● Work instruction 1:
Answer these questions about the Dayle Hadlee profile:
(a) Which domestic team did he play for from 1969/70 to 1983/84?
(b) Where did he take his best Test figures of 4 for 30?
(c) Who shared his partnership of 100 for the eighth wicket at Karachi?
● Work instruction 2:
Carry on the account of Dayle Hadlee's cricket career after its final sentence.

International information
- National side: New Zealand (1969–1978);
- Test debut (cap 119): 24 July 1969 v England
- Last Test: 10 February 1978 v England
- ODI debut (cap 5): 11 February 1973 v Pakistan
- Last ODI: 22 February 1976 v India

Domestic team information
- 1969/70–1983/84: Canterbury

Career statistics
| Competition | Test | ODI | FC | LA |
| Matches | 26 | 11 | 111 | 37 |
| Runs scored | 530 | 40 | 2,113 | 228 |
| Batting average | 14.32 | 8.00 | 18.69 | 12.66 |
| 100s/50s | 0/1 | 0/0 | 1/4 | 0/0 |
| Top score | 56 | 20 | 109* | 40 |
| Balls bowled | 4,883 | 628 | 20,116 | 2,024 |
| Wickets | 71 | 20 | 351 | 63 |
| Bowling average | 33.64 | 18.20 | 25.22 | 18.33 |
| 5 wickets in innings | 0 | 0 | 11 | 0 |
| 10 wickets in match | 0 | 0 | 3 | 0 |
| Best bowling | 4/30 | 4/34 | 7/55 | 4/33 |
| Catches/stumpings | 8/– | 2/– | 40/– | 10/– |
- Source: CricInfo, 22 October 2010

= Dayle Hadlee =

New Zealand cricketer

Dayle Robert Hadlee (born 6 January 1948) is a New Zealand former cricketer who played in 26 Tests and 11 ODIs from 1969 to 1978. He is the son of Walter Hadlee, the older brother of Sir Richard Hadlee and the younger brother of Barry Hadlee.

==Cricket career==
An opening bowler and useful batsman in the lower order, Dayle Hadlee was selected to tour England, India and Pakistan in 1969 after only three first-class matches, none of them in the Plunket Shield. He played in two Tests in England, taking six wickets. He played all six Tests against India and Pakistan, taking 21 wickets at 15.95, including his best Test figures of 4 for 30 in Hyderabad, and making 152 runs at 16.88, including his only Test fifty, 56 at Karachi, when he had a partnership of 100 in 90 minutes for the eighth wicket with Bryan Yuile.

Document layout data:
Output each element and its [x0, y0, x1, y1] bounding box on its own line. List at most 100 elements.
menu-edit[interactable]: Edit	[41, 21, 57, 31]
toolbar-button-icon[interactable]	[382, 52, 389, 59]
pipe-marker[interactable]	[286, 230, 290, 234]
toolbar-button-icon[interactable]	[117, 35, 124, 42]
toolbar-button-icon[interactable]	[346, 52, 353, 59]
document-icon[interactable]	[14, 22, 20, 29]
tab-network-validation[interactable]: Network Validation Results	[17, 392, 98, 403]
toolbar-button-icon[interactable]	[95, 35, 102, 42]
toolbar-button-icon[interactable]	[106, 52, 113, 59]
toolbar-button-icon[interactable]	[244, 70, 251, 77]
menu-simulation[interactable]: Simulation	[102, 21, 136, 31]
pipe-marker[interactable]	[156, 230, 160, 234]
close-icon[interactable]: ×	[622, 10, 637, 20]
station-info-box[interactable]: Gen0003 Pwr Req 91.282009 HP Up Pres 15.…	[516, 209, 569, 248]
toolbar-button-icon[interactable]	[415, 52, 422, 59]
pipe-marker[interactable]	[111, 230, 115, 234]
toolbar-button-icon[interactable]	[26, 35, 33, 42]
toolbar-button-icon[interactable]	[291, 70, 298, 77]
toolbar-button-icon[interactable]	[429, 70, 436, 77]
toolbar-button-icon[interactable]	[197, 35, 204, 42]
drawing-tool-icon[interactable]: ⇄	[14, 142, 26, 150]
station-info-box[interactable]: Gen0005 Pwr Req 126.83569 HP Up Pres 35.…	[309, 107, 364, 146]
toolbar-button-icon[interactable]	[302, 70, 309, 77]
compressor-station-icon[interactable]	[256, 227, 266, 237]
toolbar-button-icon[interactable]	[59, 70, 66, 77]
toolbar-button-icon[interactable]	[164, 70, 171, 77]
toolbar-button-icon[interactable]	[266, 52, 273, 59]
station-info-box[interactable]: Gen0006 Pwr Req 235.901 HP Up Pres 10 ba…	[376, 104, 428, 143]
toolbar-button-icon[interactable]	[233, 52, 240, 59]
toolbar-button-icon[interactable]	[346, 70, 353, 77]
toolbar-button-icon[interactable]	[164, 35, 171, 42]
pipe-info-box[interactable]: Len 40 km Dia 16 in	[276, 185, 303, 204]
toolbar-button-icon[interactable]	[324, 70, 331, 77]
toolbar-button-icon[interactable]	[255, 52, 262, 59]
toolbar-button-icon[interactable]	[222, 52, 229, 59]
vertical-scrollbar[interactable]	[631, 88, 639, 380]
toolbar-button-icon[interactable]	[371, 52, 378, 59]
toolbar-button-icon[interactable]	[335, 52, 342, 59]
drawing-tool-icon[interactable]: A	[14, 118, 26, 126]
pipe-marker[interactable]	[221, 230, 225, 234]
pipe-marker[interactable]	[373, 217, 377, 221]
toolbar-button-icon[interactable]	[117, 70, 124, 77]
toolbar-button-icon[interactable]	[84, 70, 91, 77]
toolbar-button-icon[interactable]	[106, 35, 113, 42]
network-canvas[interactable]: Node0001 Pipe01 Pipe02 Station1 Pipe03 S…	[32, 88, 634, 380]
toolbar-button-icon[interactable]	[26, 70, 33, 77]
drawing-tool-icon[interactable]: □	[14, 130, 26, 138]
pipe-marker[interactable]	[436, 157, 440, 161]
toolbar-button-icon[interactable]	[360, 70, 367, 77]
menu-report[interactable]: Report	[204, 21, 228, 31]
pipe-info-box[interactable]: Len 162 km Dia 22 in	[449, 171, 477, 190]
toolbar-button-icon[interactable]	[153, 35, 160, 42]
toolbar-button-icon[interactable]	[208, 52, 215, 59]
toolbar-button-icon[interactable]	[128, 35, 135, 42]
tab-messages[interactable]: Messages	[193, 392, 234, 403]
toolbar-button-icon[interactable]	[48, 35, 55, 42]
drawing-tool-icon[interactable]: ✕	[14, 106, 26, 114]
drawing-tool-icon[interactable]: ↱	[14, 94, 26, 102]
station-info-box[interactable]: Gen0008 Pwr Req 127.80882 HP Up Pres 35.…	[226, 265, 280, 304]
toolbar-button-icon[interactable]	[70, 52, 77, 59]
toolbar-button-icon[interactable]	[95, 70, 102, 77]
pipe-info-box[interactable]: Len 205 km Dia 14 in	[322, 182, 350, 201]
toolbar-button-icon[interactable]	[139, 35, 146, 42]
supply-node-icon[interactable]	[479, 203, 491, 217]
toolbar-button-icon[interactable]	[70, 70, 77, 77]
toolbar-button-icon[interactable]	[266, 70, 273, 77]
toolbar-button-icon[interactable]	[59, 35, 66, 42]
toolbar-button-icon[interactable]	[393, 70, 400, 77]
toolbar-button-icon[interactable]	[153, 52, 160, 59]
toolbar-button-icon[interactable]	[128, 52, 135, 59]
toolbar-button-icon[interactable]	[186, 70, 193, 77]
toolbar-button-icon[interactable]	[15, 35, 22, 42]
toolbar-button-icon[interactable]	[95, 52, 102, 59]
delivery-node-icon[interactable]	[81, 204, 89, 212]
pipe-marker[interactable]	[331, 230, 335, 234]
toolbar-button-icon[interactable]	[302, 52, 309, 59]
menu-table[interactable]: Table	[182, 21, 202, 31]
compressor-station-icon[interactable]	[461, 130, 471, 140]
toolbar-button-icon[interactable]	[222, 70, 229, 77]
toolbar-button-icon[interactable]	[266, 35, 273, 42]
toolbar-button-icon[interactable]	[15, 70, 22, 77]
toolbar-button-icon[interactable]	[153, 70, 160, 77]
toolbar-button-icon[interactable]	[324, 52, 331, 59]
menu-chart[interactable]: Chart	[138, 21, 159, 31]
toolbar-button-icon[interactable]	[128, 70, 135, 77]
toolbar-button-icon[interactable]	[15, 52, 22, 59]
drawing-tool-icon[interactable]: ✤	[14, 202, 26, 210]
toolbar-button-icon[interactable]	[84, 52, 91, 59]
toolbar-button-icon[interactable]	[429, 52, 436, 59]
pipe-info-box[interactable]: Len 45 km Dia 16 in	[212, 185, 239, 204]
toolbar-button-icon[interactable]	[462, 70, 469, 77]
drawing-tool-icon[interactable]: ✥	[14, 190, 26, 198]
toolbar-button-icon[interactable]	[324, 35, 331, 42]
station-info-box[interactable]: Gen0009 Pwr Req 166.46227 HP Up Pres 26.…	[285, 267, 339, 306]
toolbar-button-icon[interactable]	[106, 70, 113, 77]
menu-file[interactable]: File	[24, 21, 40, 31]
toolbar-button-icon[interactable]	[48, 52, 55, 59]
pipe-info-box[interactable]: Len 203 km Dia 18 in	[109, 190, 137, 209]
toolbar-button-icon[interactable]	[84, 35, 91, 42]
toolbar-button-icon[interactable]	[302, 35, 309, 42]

● Written answer 1:
(a) Canterbury
(b) Hyderabad
(c) Bryan Yuile

● Written answer 2:
He was hampered by injury for a couple of years and did not make his Plunket Shield debut for Canterbury until 1971–72. In 1972–73 he took 32 wickets in the Shield at 13.50, opening the bowling with his brother Richard, who took 28 at 15.64. Dayle took 6 for 42 against Otago, and 4 for 28 and 7 for 88 against Northern Districts.
Richard made his Test debut in the First Test in the home series against Pakistan, then lost his place to Dayle for the last two Tests of the series. Neither brother made much impact. Between the Second and Third Tests New Zealand played its first One Day International, beating Pakistan by 22 runs in fading light in Christchurch; Dayle took 4 for 34.

Dayle and Richard each took 38 first-class wickets on the tour of England in 1973. Dayle played all three Tests, taking 10 wickets at 34.00, including 4 for 42 in the first innings of the First Test. That match, the first Test in which the brothers had played together, was Richard's only Test of the series.

Dayle toured Australia in 1973–74, playing all three Tests, and then played all three when Australia toured New Zealand later that summer, taking 16 wickets in the six matches. In the Second Test in Christchurch, he took 1 for 42 and 4 for 75 in New Zealand's first Test victory over Australia. He played both Tests against the touring English side in 1974–75.

At the 1975 World Cup he took seven economical wickets in the three qualifying matches but was severely punished by Alvin Kallicharran in the semi-final against West Indies. He played all three Tests against the Indian touring team in 1975–76, taking three wickets in New Zealand's victory in Wellington, when Richard took 11. Dayle's final Test was New Zealand's first ever Test victory over England, in Wellington in 1977–78, in which he took no wickets while Richard took 10.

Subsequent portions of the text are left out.